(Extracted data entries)
===
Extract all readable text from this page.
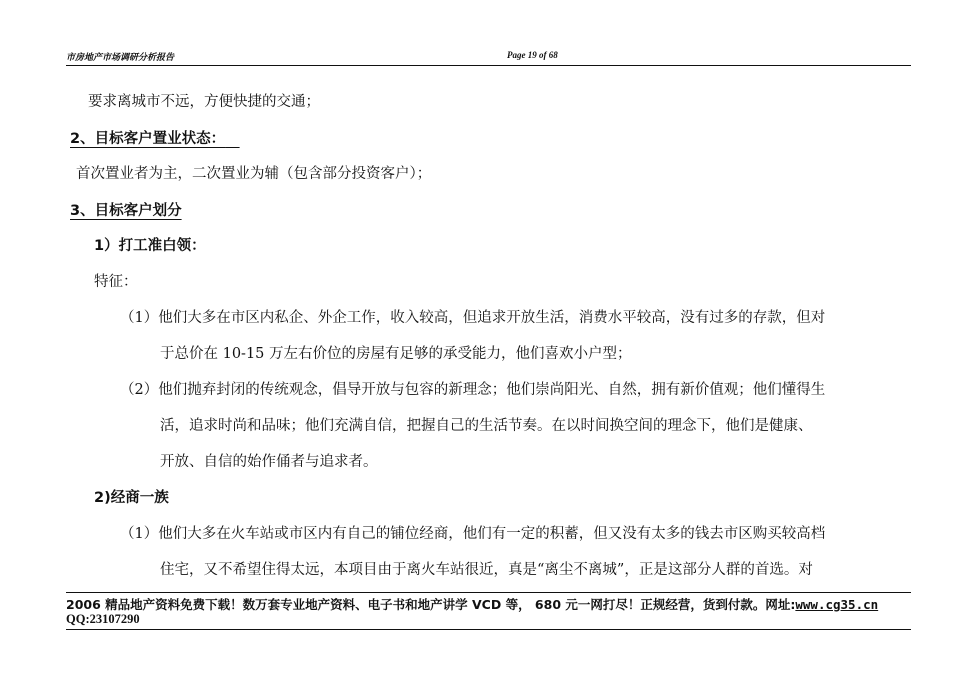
市房地产市场调研分析报告	Page 19 of 68
要求离城市不远，方便快捷的交通；
2、目标客户置业状态： 
首次置业者为主，二次置业为辅（包含部分投资客户）；
3、目标客户划分
1）打工准白领：
特征：
（1）他们大多在市区内私企、外企工作，收入较高，但追求开放生活，消费水平较高，没有过多的存款，但对
于总价在 10-15 万左右价位的房屋有足够的承受能力，他们喜欢小户型；
（2）他们抛弃封闭的传统观念，倡导开放与包容的新理念；他们崇尚阳光、自然，拥有新价值观；他们懂得生
活，追求时尚和品味；他们充满自信，把握自己的生活节奏。在以时间换空间的理念下，他们是健康、
开放、自信的始作俑者与追求者。
2)经商一族
（1）他们大多在火车站或市区内有自己的铺位经商，他们有一定的积蓄，但又没有太多的钱去市区购买较高档
住宅，又不希望住得太远，本项目由于离火车站很近，真是“离尘不离城”，正是这部分人群的首选。对
2006 精品地产资料免费下载！数万套专业地产资料、电子书和地产讲学 VCD 等， 680 元一网打尽！正规经营，货到付款。网址:www.cg35.cn
QQ:23107290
===
◆ **Stated goal**
Using the data above, write out every line exactly, leaving the images behind.

◆ **Result below**
Extract all readable text from this page.
市房地产市场调研分析报告	Page 19 of 68
要求离城市不远，方便快捷的交通；
2、目标客户置业状态： 
首次置业者为主，二次置业为辅（包含部分投资客户）；
3、目标客户划分
1）打工准白领：
特征：
（1）他们大多在市区内私企、外企工作，收入较高，但追求开放生活，消费水平较高，没有过多的存款，但对
于总价在 10-15 万左右价位的房屋有足够的承受能力，他们喜欢小户型；
（2）他们抛弃封闭的传统观念，倡导开放与包容的新理念；他们崇尚阳光、自然，拥有新价值观；他们懂得生
活，追求时尚和品味；他们充满自信，把握自己的生活节奏。在以时间换空间的理念下，他们是健康、
开放、自信的始作俑者与追求者。
2)经商一族
（1）他们大多在火车站或市区内有自己的铺位经商，他们有一定的积蓄，但又没有太多的钱去市区购买较高档
住宅，又不希望住得太远，本项目由于离火车站很近，真是“离尘不离城”，正是这部分人群的首选。对
2006 精品地产资料免费下载！数万套专业地产资料、电子书和地产讲学 VCD 等， 680 元一网打尽！正规经营，货到付款。网址:www.cg35.cn
QQ:23107290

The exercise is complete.